**TO BE DONE**
Copy all the entries below exactly, but not the pictures.
########################################
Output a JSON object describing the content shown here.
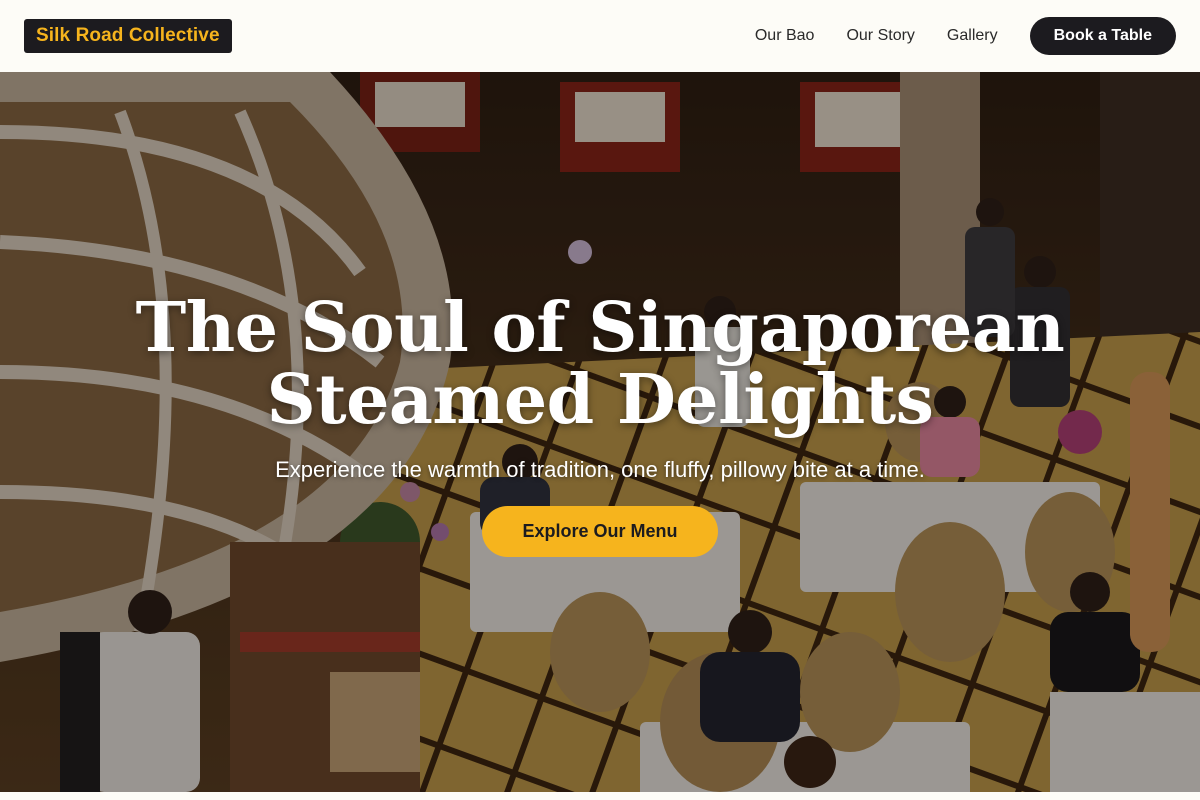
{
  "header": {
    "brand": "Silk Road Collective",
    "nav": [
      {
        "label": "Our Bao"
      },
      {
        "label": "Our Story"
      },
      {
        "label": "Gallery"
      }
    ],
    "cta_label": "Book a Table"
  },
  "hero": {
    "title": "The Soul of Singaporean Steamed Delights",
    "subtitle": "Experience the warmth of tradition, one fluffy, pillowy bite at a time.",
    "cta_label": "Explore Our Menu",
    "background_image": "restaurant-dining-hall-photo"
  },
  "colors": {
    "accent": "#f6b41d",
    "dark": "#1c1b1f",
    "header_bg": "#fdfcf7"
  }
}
########################################
**FULL OUTPUT**
Output a JSON object describing the content shown here.
{
  "header": {
    "brand": "Silk Road Collective",
    "nav": [
      {
        "label": "Our Bao"
      },
      {
        "label": "Our Story"
      },
      {
        "label": "Gallery"
      }
    ],
    "cta_label": "Book a Table"
  },
  "hero": {
    "title": "The Soul of Singaporean Steamed Delights",
    "subtitle": "Experience the warmth of tradition, one fluffy, pillowy bite at a time.",
    "cta_label": "Explore Our Menu",
    "background_image": "restaurant-dining-hall-photo"
  },
  "colors": {
    "accent": "#f6b41d",
    "dark": "#1c1b1f",
    "header_bg": "#fdfcf7"
  }
}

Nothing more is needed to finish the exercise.